[Structured figure records]
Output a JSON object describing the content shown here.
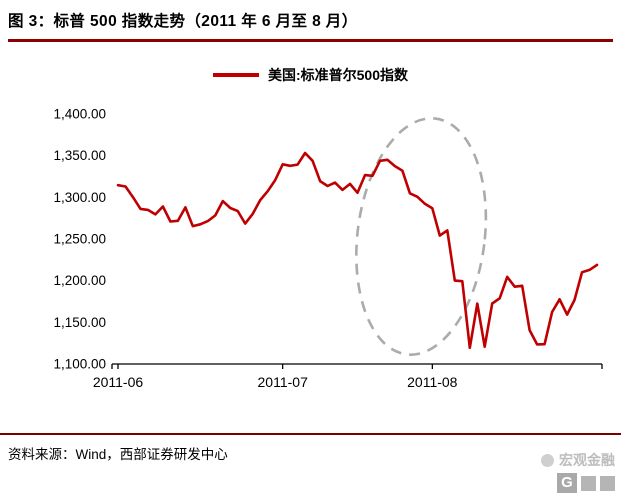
{
  "header": {
    "title": "图 3：标普 500 指数走势（2011 年 6 月至 8 月）"
  },
  "legend": {
    "label": "美国:标准普尔500指数",
    "line_color": "#C00000"
  },
  "footer": {
    "source": "资料来源：Wind，西部证券研发中心"
  },
  "watermark": {
    "text": "宏观金融",
    "logo_text": "G"
  },
  "chart_data": {
    "type": "line",
    "title": "标普 500 指数走势（2011 年 6 月至 8 月）",
    "xlabel": "",
    "ylabel": "",
    "ylim": [
      1100,
      1400
    ],
    "grid": false,
    "legend_position": "top-center",
    "y_ticks": [
      "1,400.00",
      "1,350.00",
      "1,300.00",
      "1,250.00",
      "1,200.00",
      "1,150.00",
      "1,100.00"
    ],
    "y_tick_values": [
      1400,
      1350,
      1300,
      1250,
      1200,
      1150,
      1100
    ],
    "x_tick_labels": [
      "2011-06",
      "2011-07",
      "2011-08"
    ],
    "x_tick_indices": [
      0,
      22,
      42
    ],
    "x": [
      "2011-06-01",
      "2011-06-02",
      "2011-06-03",
      "2011-06-06",
      "2011-06-07",
      "2011-06-08",
      "2011-06-09",
      "2011-06-10",
      "2011-06-13",
      "2011-06-14",
      "2011-06-15",
      "2011-06-16",
      "2011-06-17",
      "2011-06-20",
      "2011-06-21",
      "2011-06-22",
      "2011-06-23",
      "2011-06-24",
      "2011-06-27",
      "2011-06-28",
      "2011-06-29",
      "2011-06-30",
      "2011-07-01",
      "2011-07-05",
      "2011-07-06",
      "2011-07-07",
      "2011-07-08",
      "2011-07-11",
      "2011-07-12",
      "2011-07-13",
      "2011-07-14",
      "2011-07-15",
      "2011-07-18",
      "2011-07-19",
      "2011-07-20",
      "2011-07-21",
      "2011-07-22",
      "2011-07-25",
      "2011-07-26",
      "2011-07-27",
      "2011-07-28",
      "2011-07-29",
      "2011-08-01",
      "2011-08-02",
      "2011-08-03",
      "2011-08-04",
      "2011-08-05",
      "2011-08-08",
      "2011-08-09",
      "2011-08-10",
      "2011-08-11",
      "2011-08-12",
      "2011-08-15",
      "2011-08-16",
      "2011-08-17",
      "2011-08-18",
      "2011-08-19",
      "2011-08-22",
      "2011-08-23",
      "2011-08-24",
      "2011-08-25",
      "2011-08-26",
      "2011-08-29",
      "2011-08-30",
      "2011-08-31"
    ],
    "series": [
      {
        "name": "美国:标准普尔500指数",
        "color": "#C00000",
        "values": [
          1314.55,
          1312.94,
          1300.16,
          1286.17,
          1284.94,
          1279.56,
          1289.0,
          1270.98,
          1271.83,
          1287.87,
          1265.42,
          1267.64,
          1271.5,
          1278.36,
          1295.52,
          1287.14,
          1283.5,
          1268.45,
          1280.1,
          1296.67,
          1307.41,
          1320.64,
          1339.67,
          1337.88,
          1339.22,
          1353.22,
          1343.8,
          1319.49,
          1313.64,
          1317.72,
          1308.87,
          1316.14,
          1305.44,
          1326.73,
          1325.84,
          1343.8,
          1345.02,
          1337.43,
          1331.94,
          1304.89,
          1300.67,
          1292.28,
          1286.94,
          1254.05,
          1260.34,
          1200.07,
          1199.38,
          1119.46,
          1172.53,
          1120.76,
          1172.64,
          1178.81,
          1204.49,
          1192.76,
          1193.89,
          1140.65,
          1123.53,
          1123.82,
          1162.35,
          1177.6,
          1159.27,
          1176.8,
          1210.08,
          1212.92,
          1218.89
        ]
      }
    ],
    "annotation": {
      "shape": "dashed-ellipse",
      "color": "#ababab",
      "meaning": "highlight of the sharp sell-off from late July to mid August"
    }
  }
}
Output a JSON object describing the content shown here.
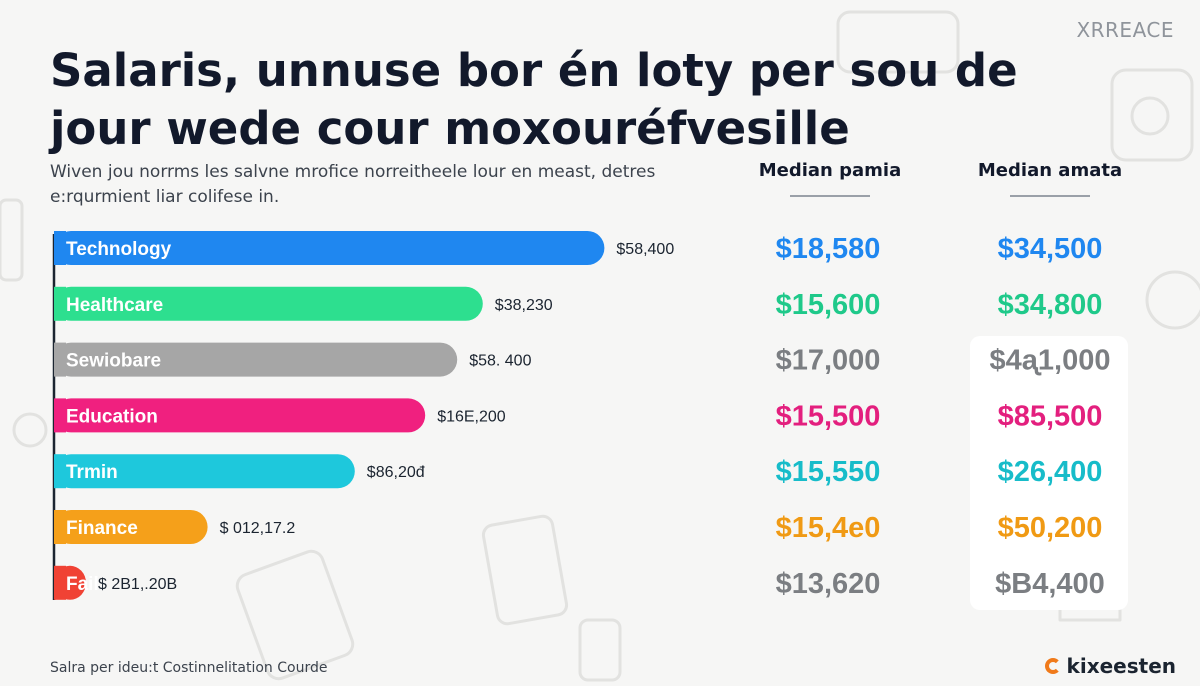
{
  "brand_top": "XRREACE",
  "title": "Salaris, unnuse bor én loty per sou de jour wede cour moxouréfvesille",
  "subtitle": "Wiven jou norrms les salvne mroficе norreitheele lour en meast, detres e:rqurmient liar colifese in.",
  "column_headers": [
    "Median pamia",
    "Median amata"
  ],
  "footer": "Salra per ideu:t Costinnelitation Courde",
  "brand_bottom": "kixeesten",
  "chart_data": {
    "type": "bar",
    "orientation": "horizontal",
    "title": "Salaris, unnuse bor én loty per sou de jour wede cour moxouréfvesille",
    "categories": [
      "Technology",
      "Healthcare",
      "Sewiobare",
      "Education",
      "Trmin",
      "Finance",
      "Fail"
    ],
    "values": [
      58400,
      38230,
      58400,
      16200,
      86204,
      12172,
      21120
    ],
    "value_labels": [
      "$58,400",
      "$38,230",
      "$58. 400",
      "$16E,200",
      "$86,20đ",
      "$ 012,17.2",
      "$ 2В1,.20B"
    ],
    "relative_lengths": [
      0.86,
      0.67,
      0.63,
      0.58,
      0.47,
      0.24,
      0.05
    ],
    "colors": [
      "#1f87f0",
      "#2ddf8f",
      "#a6a6a6",
      "#f0207f",
      "#1ec8dc",
      "#f5a01a",
      "#f04234"
    ],
    "table_columns": [
      {
        "header": "Median pamia",
        "values": [
          "$18,580",
          "$15,600",
          "$17,000",
          "$15,500",
          "$15,550",
          "$15,4е0",
          "$13,620"
        ],
        "colors": [
          "#1f87f0",
          "#1fc98a",
          "#7b7e82",
          "#e31f7e",
          "#17bcc9",
          "#f09a14",
          "#7b7e82"
        ]
      },
      {
        "header": "Median amata",
        "values": [
          "$34,500",
          "$34,800",
          "$4ᶏ1,000",
          "$85,500",
          "$26,400",
          "$50,200",
          "$B4,400"
        ],
        "colors": [
          "#1f87f0",
          "#1fc98a",
          "#7b7e82",
          "#e31f7e",
          "#17bcc9",
          "#f09a14",
          "#7b7e82"
        ]
      }
    ],
    "grid": false,
    "legend": "none"
  }
}
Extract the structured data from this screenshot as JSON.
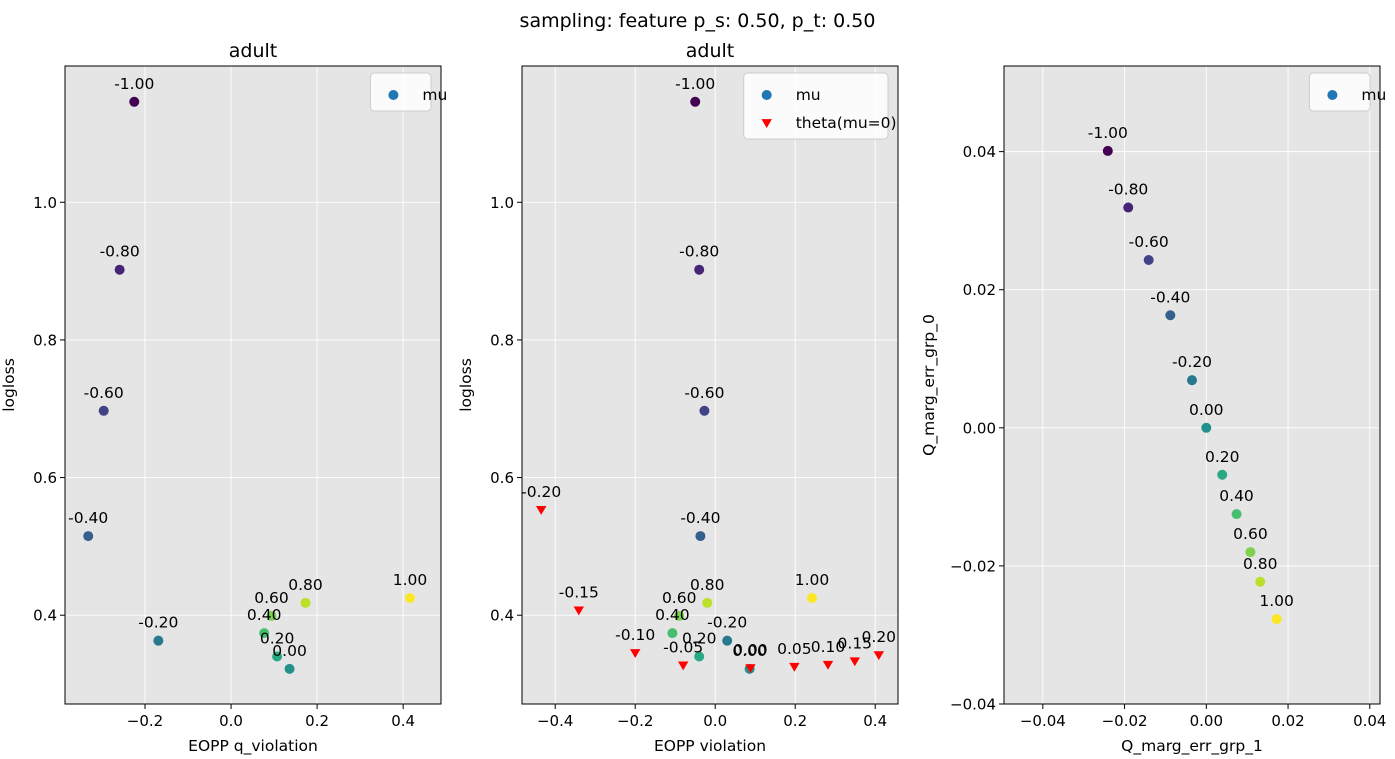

● INSTRUCTIONS FOR THE TASK: Restate the data above word for word. Skip every picture.

● WRITTEN SOLUTION:
Output a JSON object describing the content shown here.
{
  "header": {
    "title": "图 3：标普 500 指数走势（2011 年 6 月至 8 月）"
  },
  "legend": {
    "label": "美国:标准普尔500指数",
    "line_color": "#C00000"
  },
  "footer": {
    "source": "资料来源：Wind，西部证券研发中心"
  },
  "watermark": {
    "text": "宏观金融",
    "logo_text": "G"
  },
  "chart_data": {
    "type": "line",
    "title": "标普 500 指数走势（2011 年 6 月至 8 月）",
    "xlabel": "",
    "ylabel": "",
    "ylim": [
      1100,
      1400
    ],
    "grid": false,
    "legend_position": "top-center",
    "y_ticks": [
      "1,400.00",
      "1,350.00",
      "1,300.00",
      "1,250.00",
      "1,200.00",
      "1,150.00",
      "1,100.00"
    ],
    "y_tick_values": [
      1400,
      1350,
      1300,
      1250,
      1200,
      1150,
      1100
    ],
    "x_tick_labels": [
      "2011-06",
      "2011-07",
      "2011-08"
    ],
    "x_tick_indices": [
      0,
      22,
      42
    ],
    "x": [
      "2011-06-01",
      "2011-06-02",
      "2011-06-03",
      "2011-06-06",
      "2011-06-07",
      "2011-06-08",
      "2011-06-09",
      "2011-06-10",
      "2011-06-13",
      "2011-06-14",
      "2011-06-15",
      "2011-06-16",
      "2011-06-17",
      "2011-06-20",
      "2011-06-21",
      "2011-06-22",
      "2011-06-23",
      "2011-06-24",
      "2011-06-27",
      "2011-06-28",
      "2011-06-29",
      "2011-06-30",
      "2011-07-01",
      "2011-07-05",
      "2011-07-06",
      "2011-07-07",
      "2011-07-08",
      "2011-07-11",
      "2011-07-12",
      "2011-07-13",
      "2011-07-14",
      "2011-07-15",
      "2011-07-18",
      "2011-07-19",
      "2011-07-20",
      "2011-07-21",
      "2011-07-22",
      "2011-07-25",
      "2011-07-26",
      "2011-07-27",
      "2011-07-28",
      "2011-07-29",
      "2011-08-01",
      "2011-08-02",
      "2011-08-03",
      "2011-08-04",
      "2011-08-05",
      "2011-08-08",
      "2011-08-09",
      "2011-08-10",
      "2011-08-11",
      "2011-08-12",
      "2011-08-15",
      "2011-08-16",
      "2011-08-17",
      "2011-08-18",
      "2011-08-19",
      "2011-08-22",
      "2011-08-23",
      "2011-08-24",
      "2011-08-25",
      "2011-08-26",
      "2011-08-29",
      "2011-08-30",
      "2011-08-31"
    ],
    "series": [
      {
        "name": "美国:标准普尔500指数",
        "color": "#C00000",
        "values": [
          1314.55,
          1312.94,
          1300.16,
          1286.17,
          1284.94,
          1279.56,
          1289.0,
          1270.98,
          1271.83,
          1287.87,
          1265.42,
          1267.64,
          1271.5,
          1278.36,
          1295.52,
          1287.14,
          1283.5,
          1268.45,
          1280.1,
          1296.67,
          1307.41,
          1320.64,
          1339.67,
          1337.88,
          1339.22,
          1353.22,
          1343.8,
          1319.49,
          1313.64,
          1317.72,
          1308.87,
          1316.14,
          1305.44,
          1326.73,
          1325.84,
          1343.8,
          1345.02,
          1337.43,
          1331.94,
          1304.89,
          1300.67,
          1292.28,
          1286.94,
          1254.05,
          1260.34,
          1200.07,
          1199.38,
          1119.46,
          1172.53,
          1120.76,
          1172.64,
          1178.81,
          1204.49,
          1192.76,
          1193.89,
          1140.65,
          1123.53,
          1123.82,
          1162.35,
          1177.6,
          1159.27,
          1176.8,
          1210.08,
          1212.92,
          1218.89
        ]
      }
    ],
    "annotation": {
      "shape": "dashed-ellipse",
      "color": "#ababab",
      "meaning": "highlight of the sharp sell-off from late July to mid August"
    }
  }
}
Output a JSON object describing the content shown here.
{
  "brand_top": "XRREACE",
  "title": "Salaris, unnuse bor én loty per sou de jour wede cour moxouréfvesille",
  "subtitle": "Wiven jou norrms les salvne mroficе norreitheele lour en meast, detres e:rqurmient liar colifese in.",
  "column_headers": [
    "Median pamia",
    "Median amata"
  ],
  "footer": "Salra per ideu:t Costinnelitation Courde",
  "brand_bottom": "kixeesten",
  "chart_data": {
    "type": "bar",
    "orientation": "horizontal",
    "title": "Salaris, unnuse bor én loty per sou de jour wede cour moxouréfvesille",
    "categories": [
      "Technology",
      "Healthcare",
      "Sewiobare",
      "Education",
      "Trmin",
      "Finance",
      "Fail"
    ],
    "values": [
      58400,
      38230,
      58400,
      16200,
      86204,
      12172,
      21120
    ],
    "value_labels": [
      "$58,400",
      "$38,230",
      "$58. 400",
      "$16E,200",
      "$86,20đ",
      "$ 012,17.2",
      "$ 2В1,.20B"
    ],
    "relative_lengths": [
      0.86,
      0.67,
      0.63,
      0.58,
      0.47,
      0.24,
      0.05
    ],
    "colors": [
      "#1f87f0",
      "#2ddf8f",
      "#a6a6a6",
      "#f0207f",
      "#1ec8dc",
      "#f5a01a",
      "#f04234"
    ],
    "table_columns": [
      {
        "header": "Median pamia",
        "values": [
          "$18,580",
          "$15,600",
          "$17,000",
          "$15,500",
          "$15,550",
          "$15,4е0",
          "$13,620"
        ],
        "colors": [
          "#1f87f0",
          "#1fc98a",
          "#7b7e82",
          "#e31f7e",
          "#17bcc9",
          "#f09a14",
          "#7b7e82"
        ]
      },
      {
        "header": "Median amata",
        "values": [
          "$34,500",
          "$34,800",
          "$4ᶏ1,000",
          "$85,500",
          "$26,400",
          "$50,200",
          "$B4,400"
        ],
        "colors": [
          "#1f87f0",
          "#1fc98a",
          "#7b7e82",
          "#e31f7e",
          "#17bcc9",
          "#f09a14",
          "#7b7e82"
        ]
      }
    ],
    "grid": false,
    "legend": "none"
  }
}
Extract the structured data from this screenshot as JSON.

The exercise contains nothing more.